What this task involves: All lines from the one containing "Decode this image" through the final line of the records below should be reproduced exactly, with the pictures left out.
** Start of Input material **
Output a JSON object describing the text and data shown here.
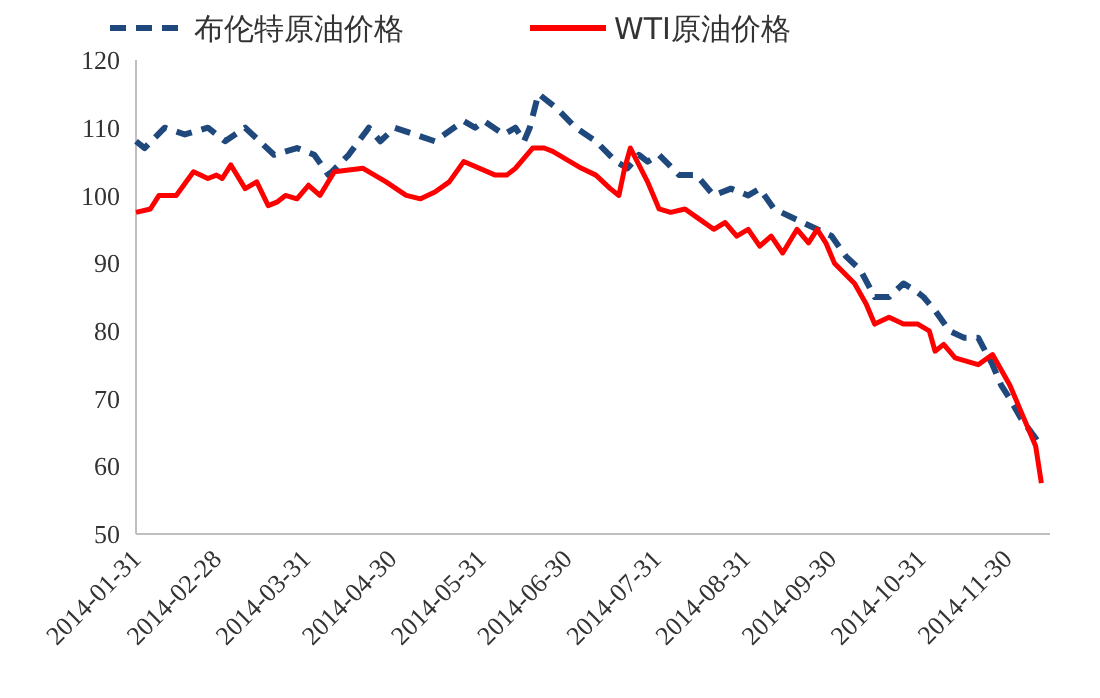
{
  "chart_data": {
    "type": "line",
    "legend": "top",
    "grid": false,
    "xlim": [
      "2014-01-31",
      "2014-12-15"
    ],
    "xticks": [
      "2014-01-31",
      "2014-02-28",
      "2014-03-31",
      "2014-04-30",
      "2014-05-31",
      "2014-06-30",
      "2014-07-31",
      "2014-08-31",
      "2014-09-30",
      "2014-10-31",
      "2014-11-30"
    ],
    "ylim": [
      50,
      120
    ],
    "yticks": [
      50,
      60,
      70,
      80,
      90,
      100,
      110,
      120
    ],
    "series": [
      {
        "name": "布伦特原油价格",
        "color": "#1f497d",
        "line_style": "dashed",
        "x": [
          "2014-01-31",
          "2014-02-03",
          "2014-02-10",
          "2014-02-17",
          "2014-02-25",
          "2014-03-03",
          "2014-03-10",
          "2014-03-15",
          "2014-03-20",
          "2014-03-28",
          "2014-04-03",
          "2014-04-08",
          "2014-04-15",
          "2014-04-22",
          "2014-04-26",
          "2014-05-01",
          "2014-05-08",
          "2014-05-15",
          "2014-05-25",
          "2014-05-29",
          "2014-06-01",
          "2014-06-08",
          "2014-06-12",
          "2014-06-15",
          "2014-06-17",
          "2014-06-20",
          "2014-06-26",
          "2014-07-03",
          "2014-07-10",
          "2014-07-17",
          "2014-07-21",
          "2014-07-25",
          "2014-07-28",
          "2014-08-01",
          "2014-08-08",
          "2014-08-14",
          "2014-08-20",
          "2014-08-26",
          "2014-09-01",
          "2014-09-05",
          "2014-09-10",
          "2014-09-15",
          "2014-09-20",
          "2014-09-25",
          "2014-09-30",
          "2014-10-05",
          "2014-10-10",
          "2014-10-15",
          "2014-10-20",
          "2014-10-25",
          "2014-10-29",
          "2014-11-01",
          "2014-11-05",
          "2014-11-10",
          "2014-11-15",
          "2014-11-20",
          "2014-11-25",
          "2014-11-28",
          "2014-12-01",
          "2014-12-05",
          "2014-12-12"
        ],
        "values": [
          108,
          107,
          110,
          109,
          110,
          108,
          110,
          108,
          106,
          107,
          106,
          103,
          106,
          110,
          108,
          110,
          109,
          108,
          111,
          110,
          111,
          109,
          110,
          108,
          110,
          115,
          113,
          110,
          108,
          105,
          104,
          106,
          105,
          106,
          103,
          103,
          100,
          101,
          100,
          101,
          98,
          97,
          96,
          95,
          94,
          91,
          89,
          85,
          85,
          87,
          86,
          85,
          83,
          80,
          79,
          79,
          75,
          72,
          70,
          67,
          63
        ]
      },
      {
        "name": "WTI原油价格",
        "color": "#ff0000",
        "line_style": "solid",
        "x": [
          "2014-01-31",
          "2014-02-05",
          "2014-02-08",
          "2014-02-14",
          "2014-02-20",
          "2014-02-25",
          "2014-02-28",
          "2014-03-02",
          "2014-03-05",
          "2014-03-10",
          "2014-03-14",
          "2014-03-18",
          "2014-03-21",
          "2014-03-24",
          "2014-03-28",
          "2014-04-01",
          "2014-04-05",
          "2014-04-10",
          "2014-04-20",
          "2014-04-28",
          "2014-05-05",
          "2014-05-10",
          "2014-05-15",
          "2014-05-20",
          "2014-05-25",
          "2014-06-05",
          "2014-06-09",
          "2014-06-12",
          "2014-06-18",
          "2014-06-22",
          "2014-06-25",
          "2014-07-05",
          "2014-07-10",
          "2014-07-15",
          "2014-07-18",
          "2014-07-20",
          "2014-07-22",
          "2014-07-28",
          "2014-08-01",
          "2014-08-05",
          "2014-08-10",
          "2014-08-15",
          "2014-08-20",
          "2014-08-24",
          "2014-08-28",
          "2014-09-01",
          "2014-09-05",
          "2014-09-09",
          "2014-09-13",
          "2014-09-18",
          "2014-09-22",
          "2014-09-25",
          "2014-09-28",
          "2014-10-01",
          "2014-10-08",
          "2014-10-12",
          "2014-10-15",
          "2014-10-20",
          "2014-10-25",
          "2014-10-30",
          "2014-11-03",
          "2014-11-05",
          "2014-11-08",
          "2014-11-12",
          "2014-11-20",
          "2014-11-25",
          "2014-12-01",
          "2014-12-05",
          "2014-12-08",
          "2014-12-10",
          "2014-12-12"
        ],
        "values": [
          97.5,
          98,
          100,
          100,
          103.5,
          102.5,
          103,
          102.5,
          104.5,
          101,
          102,
          98.5,
          99,
          100,
          99.5,
          101.5,
          100,
          103.5,
          104,
          102,
          100,
          99.5,
          100.5,
          102,
          105,
          103,
          103,
          104,
          107,
          107,
          106.5,
          104,
          103,
          101,
          100,
          104,
          107,
          102,
          98,
          97.5,
          98,
          96.5,
          95,
          96,
          94,
          95,
          92.5,
          94,
          91.5,
          95,
          93,
          95,
          93,
          90,
          87,
          84,
          81,
          82,
          81,
          81,
          80,
          77,
          78,
          76,
          75,
          76.5,
          72,
          68,
          65,
          63,
          57.5
        ]
      }
    ]
  }
}
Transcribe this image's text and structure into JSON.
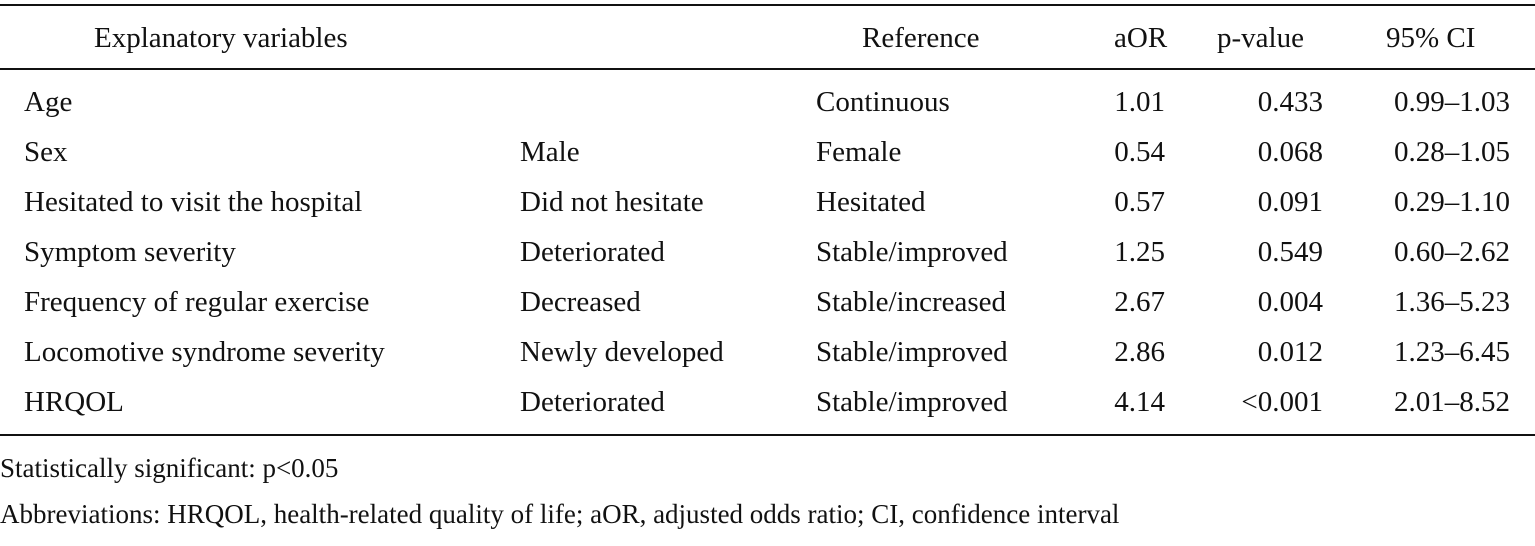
{
  "table": {
    "headers": {
      "explanatory": "Explanatory variables",
      "reference": "Reference",
      "aor": "aOR",
      "p_value": "p-value",
      "ci": "95% CI"
    },
    "rows": [
      {
        "variable": "Age",
        "category": "",
        "reference": "Continuous",
        "aor": "1.01",
        "p": "0.433",
        "ci": "0.99–1.03"
      },
      {
        "variable": "Sex",
        "category": "Male",
        "reference": "Female",
        "aor": "0.54",
        "p": "0.068",
        "ci": "0.28–1.05"
      },
      {
        "variable": "Hesitated to visit the hospital",
        "category": "Did not hesitate",
        "reference": "Hesitated",
        "aor": "0.57",
        "p": "0.091",
        "ci": "0.29–1.10"
      },
      {
        "variable": "Symptom severity",
        "category": "Deteriorated",
        "reference": "Stable/improved",
        "aor": "1.25",
        "p": "0.549",
        "ci": "0.60–2.62"
      },
      {
        "variable": "Frequency of regular exercise",
        "category": "Decreased",
        "reference": "Stable/increased",
        "aor": "2.67",
        "p": "0.004",
        "ci": "1.36–5.23"
      },
      {
        "variable": "Locomotive syndrome severity",
        "category": "Newly developed",
        "reference": "Stable/improved",
        "aor": "2.86",
        "p": "0.012",
        "ci": "1.23–6.45"
      },
      {
        "variable": "HRQOL",
        "category": "Deteriorated",
        "reference": "Stable/improved",
        "aor": "4.14",
        "p": "<0.001",
        "ci": "2.01–8.52"
      }
    ]
  },
  "notes": {
    "significance": "Statistically significant: p<0.05",
    "abbreviations": "Abbreviations: HRQOL, health-related quality of life; aOR, adjusted odds ratio; CI, confidence interval"
  }
}
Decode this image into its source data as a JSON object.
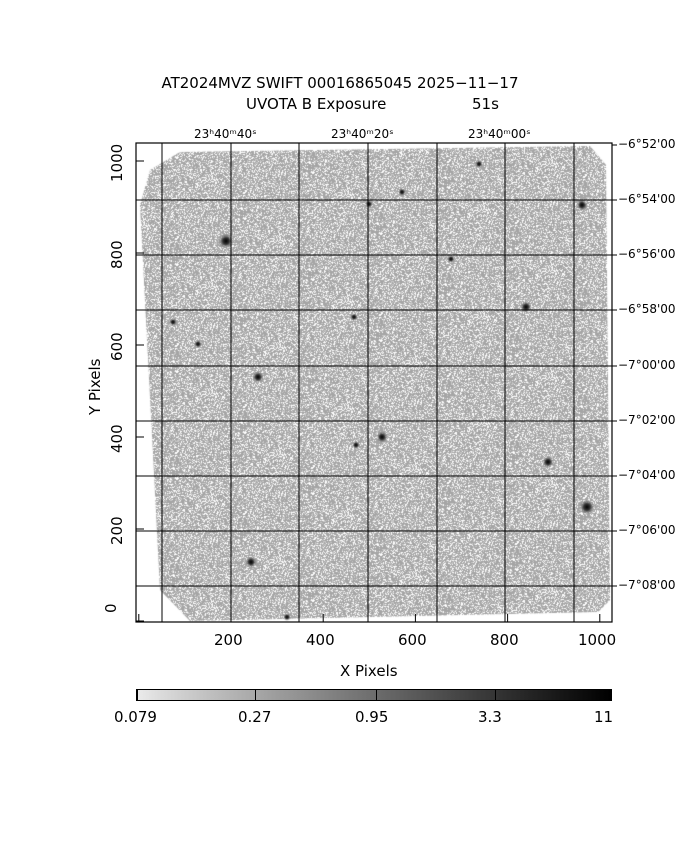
{
  "title": "AT2024MVZ SWIFT 00016865045 2025−11−17",
  "subtitle_left": "UVOTA B Exposure",
  "subtitle_right": "51s",
  "chart_data": {
    "type": "heatmap",
    "title": "AT2024MVZ SWIFT 00016865045 2025−11−17",
    "subtitle": "UVOTA B Exposure 51s",
    "xlabel": "X Pixels",
    "ylabel": "Y Pixels",
    "xlim": [
      0,
      1030
    ],
    "ylim": [
      0,
      1040
    ],
    "x_ticks": [
      "200",
      "400",
      "600",
      "800",
      "1000"
    ],
    "y_ticks": [
      "0",
      "200",
      "400",
      "600",
      "800",
      "1000"
    ],
    "top_axis_ticks": [
      "23ʰ40ᵐ40ˢ",
      "23ʰ40ᵐ20ˢ",
      "23ʰ40ᵐ00ˢ"
    ],
    "right_axis_ticks": [
      "−6°52'00",
      "−6°54'00",
      "−6°56'00",
      "−6°58'00",
      "−7°00'00",
      "−7°02'00",
      "−7°04'00",
      "−7°06'00",
      "−7°08'00"
    ],
    "grid": true,
    "colormap": "grayscale (white low, black high), log scale",
    "colorbar": {
      "position": "bottom",
      "tick_labels": [
        "0.079",
        "0.27",
        "0.95",
        "3.3",
        "11"
      ],
      "range": [
        0.079,
        11
      ]
    }
  }
}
** End of Input material **
Problem solution:
Decode this image into its source data as a JSON object.
{
  "title": "AT2024MVZ SWIFT 00016865045 2025−11−17",
  "subtitle_left": "UVOTA B Exposure",
  "subtitle_right": "51s",
  "chart_data": {
    "type": "heatmap",
    "title": "AT2024MVZ SWIFT 00016865045 2025−11−17",
    "subtitle": "UVOTA B Exposure 51s",
    "xlabel": "X Pixels",
    "ylabel": "Y Pixels",
    "xlim": [
      0,
      1030
    ],
    "ylim": [
      0,
      1040
    ],
    "x_ticks": [
      "200",
      "400",
      "600",
      "800",
      "1000"
    ],
    "y_ticks": [
      "0",
      "200",
      "400",
      "600",
      "800",
      "1000"
    ],
    "top_axis_ticks": [
      "23ʰ40ᵐ40ˢ",
      "23ʰ40ᵐ20ˢ",
      "23ʰ40ᵐ00ˢ"
    ],
    "right_axis_ticks": [
      "−6°52'00",
      "−6°54'00",
      "−6°56'00",
      "−6°58'00",
      "−7°00'00",
      "−7°02'00",
      "−7°04'00",
      "−7°06'00",
      "−7°08'00"
    ],
    "grid": true,
    "colormap": "grayscale (white low, black high), log scale",
    "colorbar": {
      "position": "bottom",
      "tick_labels": [
        "0.079",
        "0.27",
        "0.95",
        "3.3",
        "11"
      ],
      "range": [
        0.079,
        11
      ]
    }
  }
}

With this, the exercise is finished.